• Task description:
For the word "this", search the records and show each line in which it occurs.

• Materials provided:
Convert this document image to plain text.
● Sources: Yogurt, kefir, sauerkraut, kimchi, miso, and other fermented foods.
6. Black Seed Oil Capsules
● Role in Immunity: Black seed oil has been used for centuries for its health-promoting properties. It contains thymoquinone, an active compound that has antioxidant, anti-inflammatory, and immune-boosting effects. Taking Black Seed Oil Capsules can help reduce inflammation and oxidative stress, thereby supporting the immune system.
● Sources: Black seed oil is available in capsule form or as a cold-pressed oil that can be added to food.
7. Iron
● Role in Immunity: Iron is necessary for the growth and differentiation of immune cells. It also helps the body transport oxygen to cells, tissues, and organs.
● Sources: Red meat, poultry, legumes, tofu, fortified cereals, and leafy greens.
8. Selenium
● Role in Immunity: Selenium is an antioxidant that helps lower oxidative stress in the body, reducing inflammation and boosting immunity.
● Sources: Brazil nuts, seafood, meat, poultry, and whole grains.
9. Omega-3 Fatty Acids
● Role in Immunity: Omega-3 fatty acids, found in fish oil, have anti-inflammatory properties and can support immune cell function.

...

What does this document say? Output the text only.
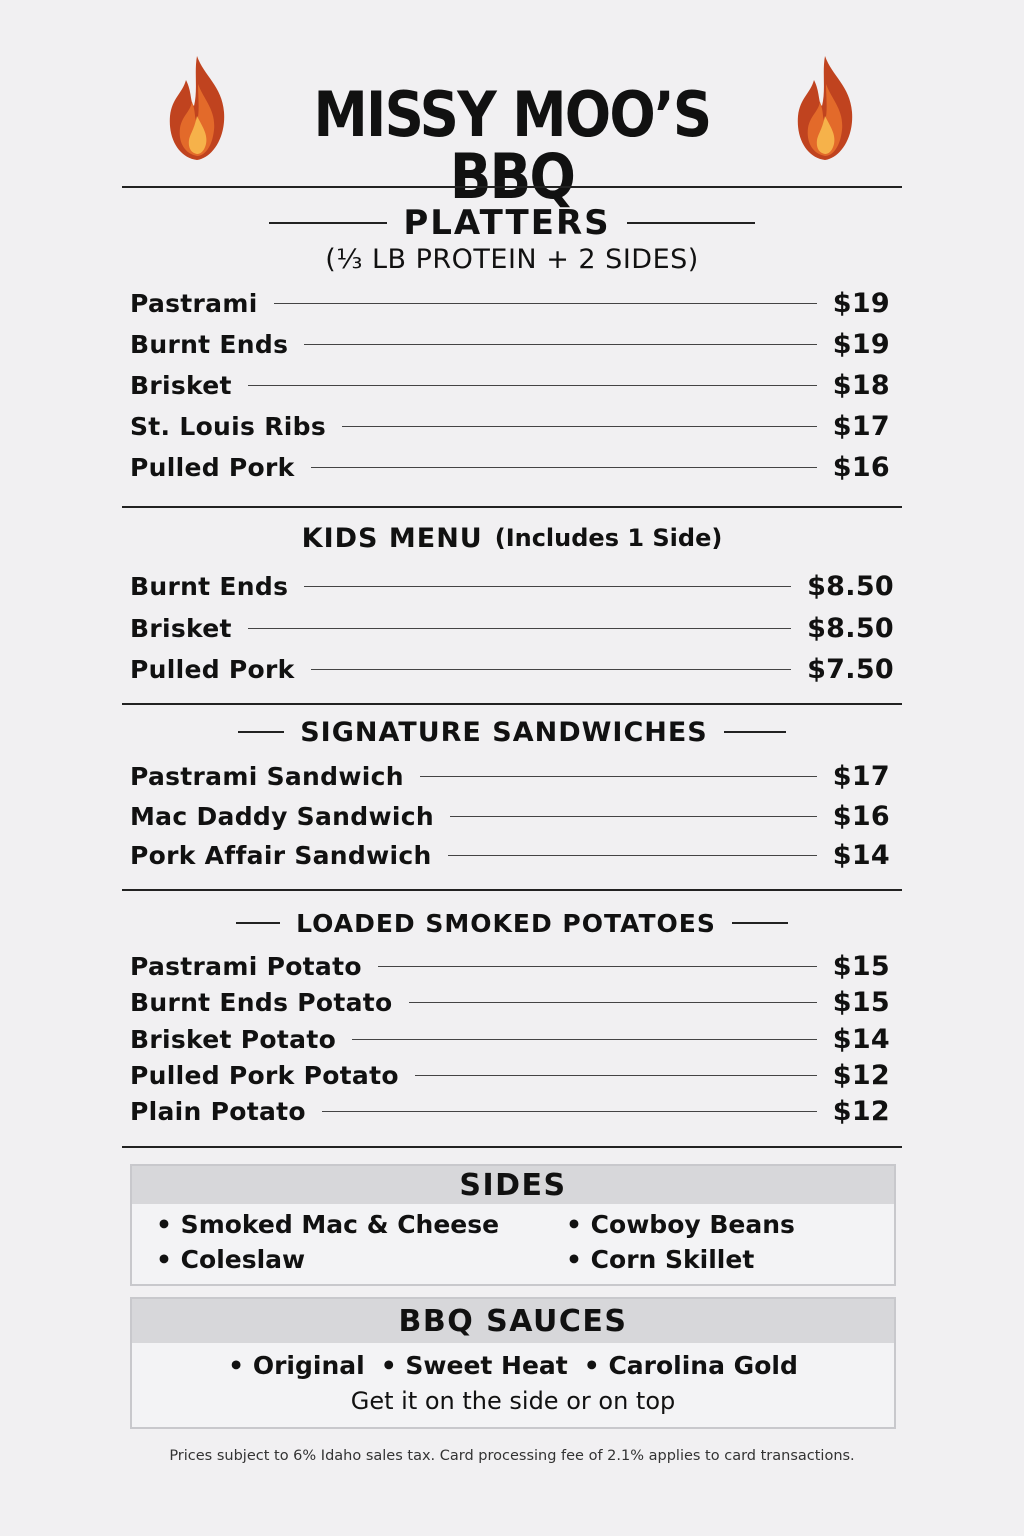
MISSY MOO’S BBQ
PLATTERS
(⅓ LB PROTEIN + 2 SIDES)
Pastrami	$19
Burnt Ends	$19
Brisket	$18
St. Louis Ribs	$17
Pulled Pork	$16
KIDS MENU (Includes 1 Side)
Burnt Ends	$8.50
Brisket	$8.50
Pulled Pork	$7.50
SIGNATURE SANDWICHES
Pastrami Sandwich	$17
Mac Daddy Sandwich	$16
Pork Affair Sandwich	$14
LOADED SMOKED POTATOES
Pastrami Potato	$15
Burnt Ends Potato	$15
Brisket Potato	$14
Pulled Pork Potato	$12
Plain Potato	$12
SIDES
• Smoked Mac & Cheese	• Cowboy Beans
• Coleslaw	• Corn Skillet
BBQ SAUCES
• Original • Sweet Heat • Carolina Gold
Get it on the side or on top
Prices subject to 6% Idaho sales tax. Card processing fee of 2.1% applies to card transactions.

• Response below:
Convert this document image to plain text.
What does this document say? Output the text only.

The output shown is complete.